SELECTED TEXT:
►

Introduction

The choice to use calculated in columns in DAX often comes down to model performance. Experienced developers will prefer coding dynamic solutions to adding unnecessarily to the model’s memory footprint.

Then there are times when judicious use of calculated columns can save hours of aggravation and massively boost performance. At other times, things may simply not be possible without a well placed calculated column.

Introducing EARLIER

EARLIER is an interesting function, it’s very simple, but when we come understand this function, we are beginning to understand DAX.

Although EARLIER has mostly been superseded with the addition of variables, it remains a worthwhile function to know for calculated columns. We will look at a simple example from the Contoso database available here. Then explain what this function is actually doing, and why it works.

Adding a Column

We have deleted the relationship between Channel and the Sales table. Instead of having this as a dimension, we will embed the values into the fact table with help from EARLIER.

Let’s click on the Sales table and add a new calculated column.

Next we will add the measure below.

ChannelName = CALCULATE(LASTNONBLANK(Channel[ChannelName],1), 
Channel[Channel] = EARLIER(Sales[channelKey]))

Like magic, ChannelName is now embedded in our fact table.

A function like MAX, MIN, or AVERAGE would be also be fine to use here depending what we plan to return. In this case we have used LASTNONBLANK to return the last non-blank value from the column, where the expression is true. Since we specify “1” for the expression, that effectively means out of all existing column values.

Note that LASTNONBLANK will traverse in the original order that data was sorted when it was loaded so sometimes we would have to narrow the field with additional filter terms when using this approach.

Other Use Cases

A real use case for this might be if you have data that is the wrong granularity to key to a table. Another might be if we want to summarize customer baskets. Still another is where we have a list of promotions with end dates, but no date key and we need to somehow indicate which products were on offer.

Below is a measure that will calculate a cumulative sum of Contoso Sales for each date, we don’t have to embed this into a fact table, it could be a calculated table used as a helper for calculations.

DailyContoso = CALCULATE(SUM(Sales[SalesAmount]),
Sales[DateKey] = EARLIER(Sales[DateKey]), 'Product'[BrandName] = "Contoso")

The $304.12 value above is the sales amount for Contoso on March 22, 2013. It will only be embedded on lines containing Contoso, and each date will have its own cumulative total.

To understand why this works we need understand a bit about DAX evaluation contexts.

DAX Contexts

DAX has two primary types of evaluation context.

  1. Row Context: An algorithm parses a table one row at a time.
  2. Filter Context: Calculations are evaluated with the specified filters engaged.

When we specify a calculated column the formula engine will traverse each row in the table, in sequence, and perform our calculation. When we use CALCULATE that will tell DAX to exit the row context and evaluate the expression on the table, after applying the filters we have specified.

With CALCULATE the sum without filters will end up being the entire column from the bottom to the top, that is a complete unconstrained sum of the column.

◄

EXERCISES:
**A.** From the DAX article, repeat everything from "A real use case" down to "own cumulative total." word for word.
**B.** Turn the paragraph of the DAX article that begins "A real use case for this" into a bulleted list that keeps each use case it names.
The entries after the DAX article are not needed for any of the work.

THE DATA:

►

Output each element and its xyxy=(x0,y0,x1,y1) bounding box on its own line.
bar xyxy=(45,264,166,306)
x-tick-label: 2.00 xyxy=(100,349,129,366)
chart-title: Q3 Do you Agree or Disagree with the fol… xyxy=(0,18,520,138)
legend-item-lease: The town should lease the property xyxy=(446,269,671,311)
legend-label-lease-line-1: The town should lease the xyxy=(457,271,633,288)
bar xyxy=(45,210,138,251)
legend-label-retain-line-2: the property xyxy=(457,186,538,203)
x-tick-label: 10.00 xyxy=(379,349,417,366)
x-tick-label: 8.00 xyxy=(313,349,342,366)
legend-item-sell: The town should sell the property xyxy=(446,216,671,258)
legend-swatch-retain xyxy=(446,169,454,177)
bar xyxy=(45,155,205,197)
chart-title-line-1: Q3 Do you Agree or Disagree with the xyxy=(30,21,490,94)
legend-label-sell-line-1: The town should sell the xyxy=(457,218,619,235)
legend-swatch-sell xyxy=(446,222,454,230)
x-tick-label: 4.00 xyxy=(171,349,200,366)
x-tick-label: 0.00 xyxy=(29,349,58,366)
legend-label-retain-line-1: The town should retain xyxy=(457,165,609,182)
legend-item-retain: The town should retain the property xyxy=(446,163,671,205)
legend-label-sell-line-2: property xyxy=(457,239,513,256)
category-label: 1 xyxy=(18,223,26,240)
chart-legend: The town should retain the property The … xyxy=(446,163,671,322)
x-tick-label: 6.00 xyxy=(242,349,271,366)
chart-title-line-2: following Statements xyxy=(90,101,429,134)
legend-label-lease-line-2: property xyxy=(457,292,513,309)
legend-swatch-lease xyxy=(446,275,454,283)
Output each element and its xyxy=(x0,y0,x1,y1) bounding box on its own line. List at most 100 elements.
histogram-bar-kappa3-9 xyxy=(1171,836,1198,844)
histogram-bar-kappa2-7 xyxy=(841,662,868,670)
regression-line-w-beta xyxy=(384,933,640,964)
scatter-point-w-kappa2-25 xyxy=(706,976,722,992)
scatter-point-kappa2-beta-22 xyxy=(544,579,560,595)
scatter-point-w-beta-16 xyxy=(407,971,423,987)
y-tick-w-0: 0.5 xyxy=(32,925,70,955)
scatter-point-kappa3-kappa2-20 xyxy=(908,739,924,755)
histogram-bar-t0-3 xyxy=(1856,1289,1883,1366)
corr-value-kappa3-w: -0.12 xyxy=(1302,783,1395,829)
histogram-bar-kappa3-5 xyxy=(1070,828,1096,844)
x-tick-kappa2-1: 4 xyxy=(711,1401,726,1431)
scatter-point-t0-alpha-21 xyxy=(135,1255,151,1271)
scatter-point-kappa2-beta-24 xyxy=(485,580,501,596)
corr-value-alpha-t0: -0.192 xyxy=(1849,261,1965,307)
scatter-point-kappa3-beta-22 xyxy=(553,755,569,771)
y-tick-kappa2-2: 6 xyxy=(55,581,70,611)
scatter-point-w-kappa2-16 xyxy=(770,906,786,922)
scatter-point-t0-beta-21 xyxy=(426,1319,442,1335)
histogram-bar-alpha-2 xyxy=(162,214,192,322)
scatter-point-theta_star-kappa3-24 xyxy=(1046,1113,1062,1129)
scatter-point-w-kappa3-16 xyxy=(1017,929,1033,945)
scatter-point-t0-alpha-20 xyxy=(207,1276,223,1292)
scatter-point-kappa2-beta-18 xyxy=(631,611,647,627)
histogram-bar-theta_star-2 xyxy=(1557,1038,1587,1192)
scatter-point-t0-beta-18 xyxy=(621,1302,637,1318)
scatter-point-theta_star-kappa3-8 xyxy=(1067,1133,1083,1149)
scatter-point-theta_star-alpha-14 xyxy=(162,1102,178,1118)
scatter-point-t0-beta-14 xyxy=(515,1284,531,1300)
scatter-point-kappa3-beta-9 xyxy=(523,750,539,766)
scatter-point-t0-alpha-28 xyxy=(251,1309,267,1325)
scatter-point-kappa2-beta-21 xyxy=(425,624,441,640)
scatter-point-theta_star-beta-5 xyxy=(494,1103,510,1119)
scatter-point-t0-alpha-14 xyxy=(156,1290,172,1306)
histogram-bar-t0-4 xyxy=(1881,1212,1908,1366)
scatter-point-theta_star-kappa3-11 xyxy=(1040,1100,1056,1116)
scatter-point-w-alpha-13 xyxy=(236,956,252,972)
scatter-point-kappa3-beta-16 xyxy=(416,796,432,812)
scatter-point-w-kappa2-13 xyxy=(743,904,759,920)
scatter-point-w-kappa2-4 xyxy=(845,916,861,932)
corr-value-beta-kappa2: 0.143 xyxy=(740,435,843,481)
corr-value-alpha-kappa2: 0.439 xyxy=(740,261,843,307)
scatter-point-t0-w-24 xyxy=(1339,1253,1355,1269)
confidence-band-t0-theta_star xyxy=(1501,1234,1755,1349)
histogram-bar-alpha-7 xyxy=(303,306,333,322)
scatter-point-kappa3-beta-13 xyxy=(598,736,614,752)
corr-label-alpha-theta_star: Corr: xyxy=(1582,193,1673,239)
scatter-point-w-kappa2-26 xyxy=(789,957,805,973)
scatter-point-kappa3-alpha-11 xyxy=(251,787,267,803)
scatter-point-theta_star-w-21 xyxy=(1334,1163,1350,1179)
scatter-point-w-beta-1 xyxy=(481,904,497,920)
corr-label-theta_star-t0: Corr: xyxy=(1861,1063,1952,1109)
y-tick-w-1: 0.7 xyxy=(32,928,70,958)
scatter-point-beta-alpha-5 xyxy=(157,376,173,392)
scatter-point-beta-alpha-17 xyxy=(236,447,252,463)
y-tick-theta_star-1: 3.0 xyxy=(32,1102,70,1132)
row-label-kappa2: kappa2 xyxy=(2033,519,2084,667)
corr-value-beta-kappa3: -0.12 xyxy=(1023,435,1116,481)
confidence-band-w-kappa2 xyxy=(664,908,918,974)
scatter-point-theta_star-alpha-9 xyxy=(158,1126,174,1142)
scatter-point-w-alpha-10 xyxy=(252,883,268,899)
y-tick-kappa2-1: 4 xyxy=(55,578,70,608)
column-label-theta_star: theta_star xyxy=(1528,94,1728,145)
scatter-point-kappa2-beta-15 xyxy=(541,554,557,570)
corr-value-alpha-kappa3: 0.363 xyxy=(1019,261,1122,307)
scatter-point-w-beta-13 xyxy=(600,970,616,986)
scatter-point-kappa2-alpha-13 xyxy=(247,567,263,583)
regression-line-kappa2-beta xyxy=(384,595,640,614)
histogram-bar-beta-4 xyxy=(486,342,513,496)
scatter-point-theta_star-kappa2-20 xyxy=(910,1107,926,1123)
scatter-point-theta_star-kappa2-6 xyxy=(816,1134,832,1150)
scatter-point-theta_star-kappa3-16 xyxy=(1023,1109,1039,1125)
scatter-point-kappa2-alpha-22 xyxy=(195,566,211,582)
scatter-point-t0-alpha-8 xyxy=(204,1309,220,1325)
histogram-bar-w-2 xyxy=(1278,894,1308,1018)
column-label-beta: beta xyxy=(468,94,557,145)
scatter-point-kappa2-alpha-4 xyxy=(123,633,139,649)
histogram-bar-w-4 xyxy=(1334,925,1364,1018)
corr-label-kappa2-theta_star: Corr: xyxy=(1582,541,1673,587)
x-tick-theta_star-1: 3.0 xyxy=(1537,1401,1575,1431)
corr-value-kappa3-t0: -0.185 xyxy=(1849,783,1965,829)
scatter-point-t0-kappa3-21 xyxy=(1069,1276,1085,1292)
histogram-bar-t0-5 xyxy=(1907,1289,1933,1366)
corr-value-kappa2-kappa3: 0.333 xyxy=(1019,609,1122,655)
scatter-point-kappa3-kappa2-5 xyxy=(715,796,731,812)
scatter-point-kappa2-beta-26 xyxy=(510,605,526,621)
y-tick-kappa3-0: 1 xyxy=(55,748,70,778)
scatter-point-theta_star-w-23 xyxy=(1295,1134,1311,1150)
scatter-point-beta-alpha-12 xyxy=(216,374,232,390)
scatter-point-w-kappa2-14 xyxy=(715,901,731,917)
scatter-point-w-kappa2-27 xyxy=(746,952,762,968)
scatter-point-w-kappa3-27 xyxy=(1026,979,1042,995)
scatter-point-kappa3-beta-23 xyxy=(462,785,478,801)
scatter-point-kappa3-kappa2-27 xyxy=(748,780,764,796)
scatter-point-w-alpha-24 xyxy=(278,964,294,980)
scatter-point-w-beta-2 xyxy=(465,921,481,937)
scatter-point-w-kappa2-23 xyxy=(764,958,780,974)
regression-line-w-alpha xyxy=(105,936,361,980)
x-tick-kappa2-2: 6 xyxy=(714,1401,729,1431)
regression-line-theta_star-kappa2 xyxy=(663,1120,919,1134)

◄

YOUR WRITTEN ANSWERS:
**A.**
A real use case for this might be if you have data that is the wrong granularity to key to a table. Another might be if we want to summarize customer baskets. Still another is where we have a list of promotions with end dates, but no date key and we need to somehow indicate which products were on offer.

Below is a measure that will calculate a cumulative sum of Contoso Sales for each date, we don’t have to embed this into a fact table, it could be a calculated table used as a helper for calculations.

DailyContoso = CALCULATE(SUM(Sales[SalesAmount]),
Sales[DateKey] = EARLIER(Sales[DateKey]), 'Product'[BrandName] = "Contoso")

The $304.12 value above is the sales amount for Contoso on March 22, 2013. It will only be embedded on lines containing Contoso, and each date will have its own cumulative total.

**B.**
- Data at the wrong granularity to key to a table
- Summarizing customer baskets
- A list of promotions with end dates but no date key, where the products on offer need to be indicated